__AIM OF THE EXERCISE__
Copy out all of the material below line for line, with no changes.

__EXERCISE MATERIALS__

# # # #

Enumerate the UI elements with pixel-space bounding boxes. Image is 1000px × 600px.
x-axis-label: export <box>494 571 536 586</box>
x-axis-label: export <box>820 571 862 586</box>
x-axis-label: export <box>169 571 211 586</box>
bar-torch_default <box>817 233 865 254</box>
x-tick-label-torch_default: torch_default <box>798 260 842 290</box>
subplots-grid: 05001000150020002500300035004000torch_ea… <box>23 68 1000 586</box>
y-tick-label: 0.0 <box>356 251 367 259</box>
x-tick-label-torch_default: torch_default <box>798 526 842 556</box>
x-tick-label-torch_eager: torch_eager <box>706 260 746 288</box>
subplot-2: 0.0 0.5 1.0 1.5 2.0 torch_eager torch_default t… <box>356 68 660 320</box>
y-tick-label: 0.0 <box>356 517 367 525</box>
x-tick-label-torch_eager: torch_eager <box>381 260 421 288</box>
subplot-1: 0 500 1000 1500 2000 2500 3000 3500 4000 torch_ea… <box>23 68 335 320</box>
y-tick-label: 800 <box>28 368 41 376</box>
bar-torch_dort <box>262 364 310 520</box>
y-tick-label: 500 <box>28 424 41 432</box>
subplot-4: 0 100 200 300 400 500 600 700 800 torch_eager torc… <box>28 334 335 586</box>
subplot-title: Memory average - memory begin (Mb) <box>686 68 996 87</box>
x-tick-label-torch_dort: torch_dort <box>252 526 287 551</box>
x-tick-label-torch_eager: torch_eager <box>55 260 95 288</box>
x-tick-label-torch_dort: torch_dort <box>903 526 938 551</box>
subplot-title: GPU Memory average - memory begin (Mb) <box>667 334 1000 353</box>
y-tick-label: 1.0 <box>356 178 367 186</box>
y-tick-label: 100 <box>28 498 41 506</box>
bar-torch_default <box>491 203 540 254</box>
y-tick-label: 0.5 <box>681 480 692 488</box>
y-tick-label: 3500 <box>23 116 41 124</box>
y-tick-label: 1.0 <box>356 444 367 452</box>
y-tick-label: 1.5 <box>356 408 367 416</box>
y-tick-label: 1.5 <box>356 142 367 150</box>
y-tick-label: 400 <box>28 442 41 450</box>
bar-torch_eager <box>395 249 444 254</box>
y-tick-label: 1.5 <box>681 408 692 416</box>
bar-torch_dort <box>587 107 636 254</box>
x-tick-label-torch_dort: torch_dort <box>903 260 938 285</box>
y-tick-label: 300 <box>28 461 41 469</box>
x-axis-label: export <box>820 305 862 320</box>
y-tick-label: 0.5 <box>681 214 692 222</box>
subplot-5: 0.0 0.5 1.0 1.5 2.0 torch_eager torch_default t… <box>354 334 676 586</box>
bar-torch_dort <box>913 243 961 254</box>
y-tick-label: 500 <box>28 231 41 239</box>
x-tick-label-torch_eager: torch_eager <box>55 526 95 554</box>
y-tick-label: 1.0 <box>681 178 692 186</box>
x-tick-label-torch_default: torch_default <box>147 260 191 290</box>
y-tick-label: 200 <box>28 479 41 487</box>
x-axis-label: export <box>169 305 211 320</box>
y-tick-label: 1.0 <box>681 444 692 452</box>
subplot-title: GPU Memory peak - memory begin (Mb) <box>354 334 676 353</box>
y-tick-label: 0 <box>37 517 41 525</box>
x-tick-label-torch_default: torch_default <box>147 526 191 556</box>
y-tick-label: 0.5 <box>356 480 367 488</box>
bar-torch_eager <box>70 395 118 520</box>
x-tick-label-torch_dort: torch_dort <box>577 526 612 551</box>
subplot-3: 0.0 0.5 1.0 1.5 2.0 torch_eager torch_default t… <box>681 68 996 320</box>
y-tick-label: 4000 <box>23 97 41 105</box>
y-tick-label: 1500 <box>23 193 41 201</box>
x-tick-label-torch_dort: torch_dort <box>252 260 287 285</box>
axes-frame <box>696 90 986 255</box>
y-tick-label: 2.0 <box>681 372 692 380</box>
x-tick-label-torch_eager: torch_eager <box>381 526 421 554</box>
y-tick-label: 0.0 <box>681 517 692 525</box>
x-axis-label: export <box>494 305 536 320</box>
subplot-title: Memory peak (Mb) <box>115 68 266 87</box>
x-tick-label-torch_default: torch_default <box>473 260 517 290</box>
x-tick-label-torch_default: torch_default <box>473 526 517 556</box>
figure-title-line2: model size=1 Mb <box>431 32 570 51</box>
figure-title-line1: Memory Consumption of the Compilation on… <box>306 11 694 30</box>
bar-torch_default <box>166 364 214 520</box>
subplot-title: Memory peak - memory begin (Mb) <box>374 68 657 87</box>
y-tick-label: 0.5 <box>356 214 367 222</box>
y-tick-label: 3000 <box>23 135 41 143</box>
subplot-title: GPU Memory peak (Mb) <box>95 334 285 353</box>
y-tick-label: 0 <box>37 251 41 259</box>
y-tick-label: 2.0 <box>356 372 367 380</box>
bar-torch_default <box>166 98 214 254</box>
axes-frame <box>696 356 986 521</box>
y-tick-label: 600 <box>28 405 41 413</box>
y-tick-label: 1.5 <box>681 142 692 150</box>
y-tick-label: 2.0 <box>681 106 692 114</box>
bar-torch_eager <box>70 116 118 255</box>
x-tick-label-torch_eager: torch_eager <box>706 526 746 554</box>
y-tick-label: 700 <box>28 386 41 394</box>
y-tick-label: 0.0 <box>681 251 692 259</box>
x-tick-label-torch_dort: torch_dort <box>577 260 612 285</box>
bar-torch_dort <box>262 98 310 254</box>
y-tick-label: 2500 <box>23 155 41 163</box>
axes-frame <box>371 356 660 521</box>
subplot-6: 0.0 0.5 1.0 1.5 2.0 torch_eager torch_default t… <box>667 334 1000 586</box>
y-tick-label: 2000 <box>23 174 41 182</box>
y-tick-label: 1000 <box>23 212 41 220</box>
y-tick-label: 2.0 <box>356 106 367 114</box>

# # # #

__ANSWER FOR THE TASK__
Enumerate the UI elements with pixel-space bounding boxes. Image is 1000px × 600px.
x-axis-label: export <box>494 571 536 586</box>
x-axis-label: export <box>820 571 862 586</box>
x-axis-label: export <box>169 571 211 586</box>
bar-torch_default <box>817 233 865 254</box>
x-tick-label-torch_default: torch_default <box>798 260 842 290</box>
subplots-grid: 05001000150020002500300035004000torch_ea… <box>23 68 1000 586</box>
y-tick-label: 0.0 <box>356 251 367 259</box>
x-tick-label-torch_default: torch_default <box>798 526 842 556</box>
x-tick-label-torch_eager: torch_eager <box>706 260 746 288</box>
subplot-2: 0.0 0.5 1.0 1.5 2.0 torch_eager torch_default t… <box>356 68 660 320</box>
y-tick-label: 0.0 <box>356 517 367 525</box>
x-tick-label-torch_eager: torch_eager <box>381 260 421 288</box>
subplot-1: 0 500 1000 1500 2000 2500 3000 3500 4000 torch_ea… <box>23 68 335 320</box>
y-tick-label: 800 <box>28 368 41 376</box>
bar-torch_dort <box>262 364 310 520</box>
y-tick-label: 500 <box>28 424 41 432</box>
subplot-4: 0 100 200 300 400 500 600 700 800 torch_eager torc… <box>28 334 335 586</box>
subplot-title: Memory average - memory begin (Mb) <box>686 68 996 87</box>
x-tick-label-torch_dort: torch_dort <box>252 526 287 551</box>
x-tick-label-torch_eager: torch_eager <box>55 260 95 288</box>
x-tick-label-torch_dort: torch_dort <box>903 526 938 551</box>
subplot-title: GPU Memory average - memory begin (Mb) <box>667 334 1000 353</box>
y-tick-label: 1.0 <box>356 178 367 186</box>
y-tick-label: 100 <box>28 498 41 506</box>
bar-torch_default <box>491 203 540 254</box>
y-tick-label: 0.5 <box>681 480 692 488</box>
y-tick-label: 3500 <box>23 116 41 124</box>
y-tick-label: 1.0 <box>356 444 367 452</box>
y-tick-label: 1.5 <box>356 408 367 416</box>
y-tick-label: 1.5 <box>356 142 367 150</box>
y-tick-label: 400 <box>28 442 41 450</box>
bar-torch_eager <box>395 249 444 254</box>
y-tick-label: 1.5 <box>681 408 692 416</box>
bar-torch_dort <box>587 107 636 254</box>
x-tick-label-torch_dort: torch_dort <box>903 260 938 285</box>
y-tick-label: 300 <box>28 461 41 469</box>
x-axis-label: export <box>820 305 862 320</box>
y-tick-label: 0.5 <box>681 214 692 222</box>
subplot-5: 0.0 0.5 1.0 1.5 2.0 torch_eager torch_default t… <box>354 334 676 586</box>
bar-torch_dort <box>913 243 961 254</box>
y-tick-label: 500 <box>28 231 41 239</box>
x-tick-label-torch_eager: torch_eager <box>55 526 95 554</box>
y-tick-label: 1.0 <box>681 178 692 186</box>
x-tick-label-torch_default: torch_default <box>147 260 191 290</box>
y-tick-label: 200 <box>28 479 41 487</box>
x-axis-label: export <box>169 305 211 320</box>
y-tick-label: 1.0 <box>681 444 692 452</box>
subplot-title: GPU Memory peak - memory begin (Mb) <box>354 334 676 353</box>
y-tick-label: 0 <box>37 517 41 525</box>
x-tick-label-torch_default: torch_default <box>147 526 191 556</box>
y-tick-label: 0.5 <box>356 480 367 488</box>
bar-torch_eager <box>70 395 118 520</box>
x-tick-label-torch_dort: torch_dort <box>577 526 612 551</box>
subplot-3: 0.0 0.5 1.0 1.5 2.0 torch_eager torch_default t… <box>681 68 996 320</box>
y-tick-label: 4000 <box>23 97 41 105</box>
y-tick-label: 1500 <box>23 193 41 201</box>
x-tick-label-torch_dort: torch_dort <box>252 260 287 285</box>
axes-frame <box>696 90 986 255</box>
y-tick-label: 2.0 <box>681 372 692 380</box>
x-tick-label-torch_eager: torch_eager <box>381 526 421 554</box>
y-tick-label: 0.0 <box>681 517 692 525</box>
x-axis-label: export <box>494 305 536 320</box>
subplot-title: Memory peak (Mb) <box>115 68 266 87</box>
x-tick-label-torch_default: torch_default <box>473 260 517 290</box>
x-tick-label-torch_default: torch_default <box>473 526 517 556</box>
figure-title-line2: model size=1 Mb <box>431 32 570 51</box>
figure-title-line1: Memory Consumption of the Compilation on… <box>306 11 694 30</box>
bar-torch_default <box>166 364 214 520</box>
subplot-title: Memory peak - memory begin (Mb) <box>374 68 657 87</box>
y-tick-label: 0.5 <box>356 214 367 222</box>
y-tick-label: 3000 <box>23 135 41 143</box>
subplot-title: GPU Memory peak (Mb) <box>95 334 285 353</box>
y-tick-label: 0 <box>37 251 41 259</box>
y-tick-label: 2.0 <box>356 372 367 380</box>
bar-torch_default <box>166 98 214 254</box>
axes-frame <box>696 356 986 521</box>
y-tick-label: 600 <box>28 405 41 413</box>
y-tick-label: 1.5 <box>681 142 692 150</box>
y-tick-label: 2.0 <box>681 106 692 114</box>
bar-torch_eager <box>70 116 118 255</box>
x-tick-label-torch_eager: torch_eager <box>706 526 746 554</box>
y-tick-label: 700 <box>28 386 41 394</box>
y-tick-label: 0.0 <box>681 251 692 259</box>
x-tick-label-torch_dort: torch_dort <box>577 260 612 285</box>
bar-torch_dort <box>262 98 310 254</box>
y-tick-label: 2500 <box>23 155 41 163</box>
axes-frame <box>371 356 660 521</box>
subplot-6: 0.0 0.5 1.0 1.5 2.0 torch_eager torch_default t… <box>667 334 1000 586</box>
y-tick-label: 2000 <box>23 174 41 182</box>
y-tick-label: 1000 <box>23 212 41 220</box>
y-tick-label: 2.0 <box>356 106 367 114</box>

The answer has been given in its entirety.